* _WHAT NEEDS TO BE DONE_: Quote the records beneath, complete and exact. Leave out images.
-- LISTED ENTRIES start --
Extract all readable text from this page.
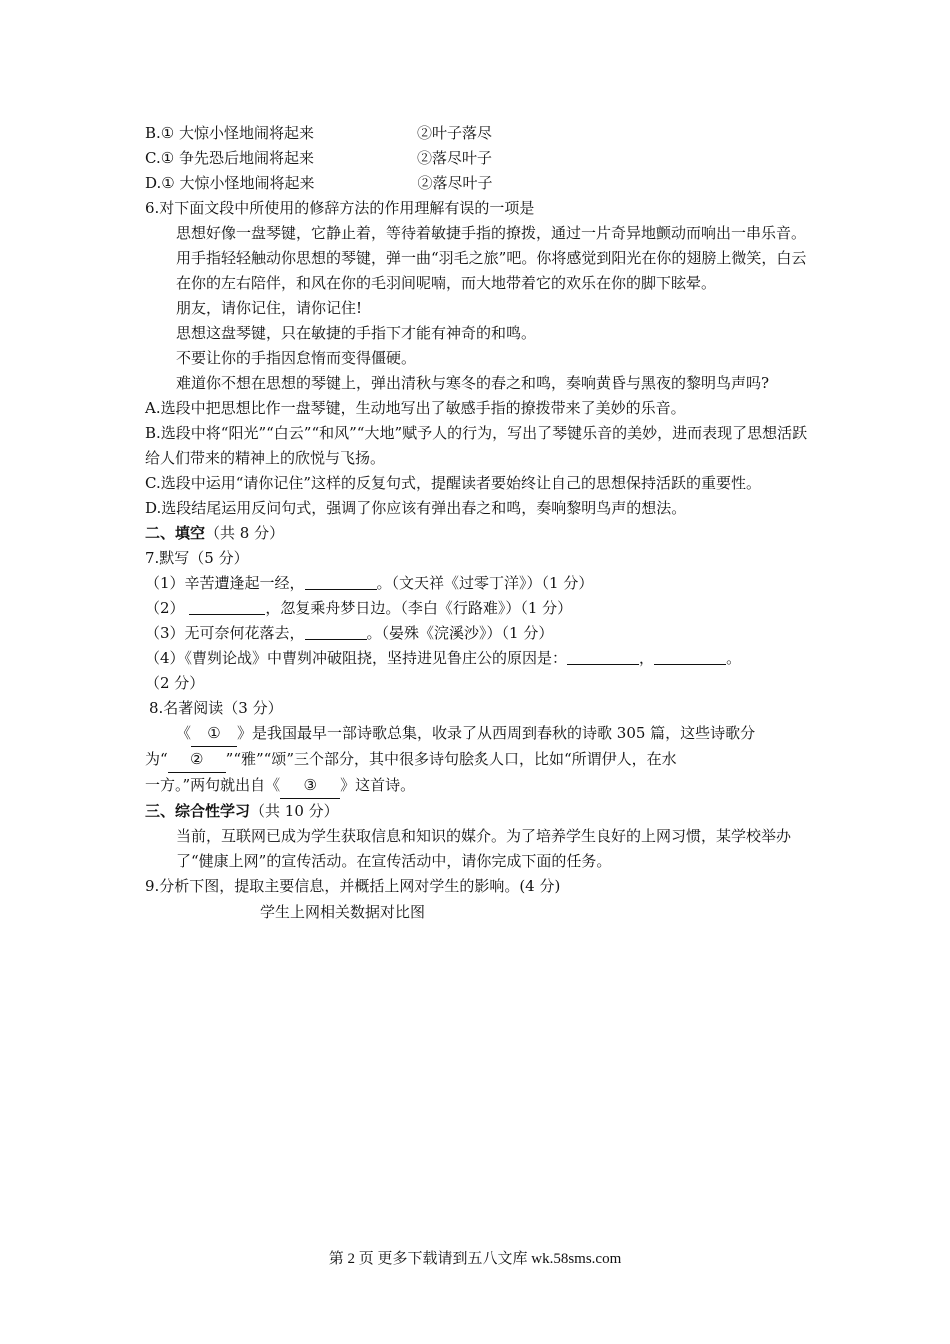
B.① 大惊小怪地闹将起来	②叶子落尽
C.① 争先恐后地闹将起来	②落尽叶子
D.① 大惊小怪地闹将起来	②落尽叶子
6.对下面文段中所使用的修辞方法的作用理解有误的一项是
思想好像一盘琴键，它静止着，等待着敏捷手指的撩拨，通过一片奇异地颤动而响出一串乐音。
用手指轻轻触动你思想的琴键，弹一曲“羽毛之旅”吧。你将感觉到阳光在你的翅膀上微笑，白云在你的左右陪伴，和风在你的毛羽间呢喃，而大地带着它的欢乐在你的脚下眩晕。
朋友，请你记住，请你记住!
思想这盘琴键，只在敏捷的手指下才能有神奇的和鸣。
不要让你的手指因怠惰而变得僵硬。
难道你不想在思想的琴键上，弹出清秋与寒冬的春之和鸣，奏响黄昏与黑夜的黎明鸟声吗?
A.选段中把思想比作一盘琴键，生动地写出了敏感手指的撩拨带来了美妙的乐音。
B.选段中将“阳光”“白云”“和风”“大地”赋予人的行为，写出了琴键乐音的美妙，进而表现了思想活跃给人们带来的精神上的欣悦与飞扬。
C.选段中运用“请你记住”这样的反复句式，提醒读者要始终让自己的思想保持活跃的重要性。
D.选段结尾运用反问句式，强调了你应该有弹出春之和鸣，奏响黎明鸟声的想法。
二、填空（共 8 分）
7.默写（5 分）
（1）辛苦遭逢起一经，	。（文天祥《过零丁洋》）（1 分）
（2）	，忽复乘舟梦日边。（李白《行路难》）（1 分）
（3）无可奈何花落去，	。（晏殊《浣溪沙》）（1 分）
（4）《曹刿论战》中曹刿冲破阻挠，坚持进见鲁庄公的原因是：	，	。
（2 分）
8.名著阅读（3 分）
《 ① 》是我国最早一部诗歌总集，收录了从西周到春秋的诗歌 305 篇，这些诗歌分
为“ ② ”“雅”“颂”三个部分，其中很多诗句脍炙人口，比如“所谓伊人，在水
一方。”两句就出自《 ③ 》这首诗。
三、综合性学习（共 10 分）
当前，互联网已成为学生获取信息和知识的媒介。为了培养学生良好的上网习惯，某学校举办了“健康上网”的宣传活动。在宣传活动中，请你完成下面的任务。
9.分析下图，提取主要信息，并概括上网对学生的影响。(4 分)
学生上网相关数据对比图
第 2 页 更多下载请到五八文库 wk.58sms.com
-- LISTED ENTRIES end --
* _RESULT FOR THIS TASK_:
Extract all readable text from this page.
B.① 大惊小怪地闹将起来	②叶子落尽
C.① 争先恐后地闹将起来	②落尽叶子
D.① 大惊小怪地闹将起来	②落尽叶子
6.对下面文段中所使用的修辞方法的作用理解有误的一项是
思想好像一盘琴键，它静止着，等待着敏捷手指的撩拨，通过一片奇异地颤动而响出一串乐音。
用手指轻轻触动你思想的琴键，弹一曲“羽毛之旅”吧。你将感觉到阳光在你的翅膀上微笑，白云在你的左右陪伴，和风在你的毛羽间呢喃，而大地带着它的欢乐在你的脚下眩晕。
朋友，请你记住，请你记住!
思想这盘琴键，只在敏捷的手指下才能有神奇的和鸣。
不要让你的手指因怠惰而变得僵硬。
难道你不想在思想的琴键上，弹出清秋与寒冬的春之和鸣，奏响黄昏与黑夜的黎明鸟声吗?
A.选段中把思想比作一盘琴键，生动地写出了敏感手指的撩拨带来了美妙的乐音。
B.选段中将“阳光”“白云”“和风”“大地”赋予人的行为，写出了琴键乐音的美妙，进而表现了思想活跃给人们带来的精神上的欣悦与飞扬。
C.选段中运用“请你记住”这样的反复句式，提醒读者要始终让自己的思想保持活跃的重要性。
D.选段结尾运用反问句式，强调了你应该有弹出春之和鸣，奏响黎明鸟声的想法。
二、填空（共 8 分）
7.默写（5 分）
（1）辛苦遭逢起一经，	。（文天祥《过零丁洋》）（1 分）
（2）	，忽复乘舟梦日边。（李白《行路难》）（1 分）
（3）无可奈何花落去，	。（晏殊《浣溪沙》）（1 分）
（4）《曹刿论战》中曹刿冲破阻挠，坚持进见鲁庄公的原因是：	，	。
（2 分）
8.名著阅读（3 分）
《 ① 》是我国最早一部诗歌总集，收录了从西周到春秋的诗歌 305 篇，这些诗歌分
为“ ② ”“雅”“颂”三个部分，其中很多诗句脍炙人口，比如“所谓伊人，在水
一方。”两句就出自《 ③ 》这首诗。
三、综合性学习（共 10 分）
当前，互联网已成为学生获取信息和知识的媒介。为了培养学生良好的上网习惯，某学校举办了“健康上网”的宣传活动。在宣传活动中，请你完成下面的任务。
9.分析下图，提取主要信息，并概括上网对学生的影响。(4 分)
学生上网相关数据对比图
第 2 页 更多下载请到五八文库 wk.58sms.com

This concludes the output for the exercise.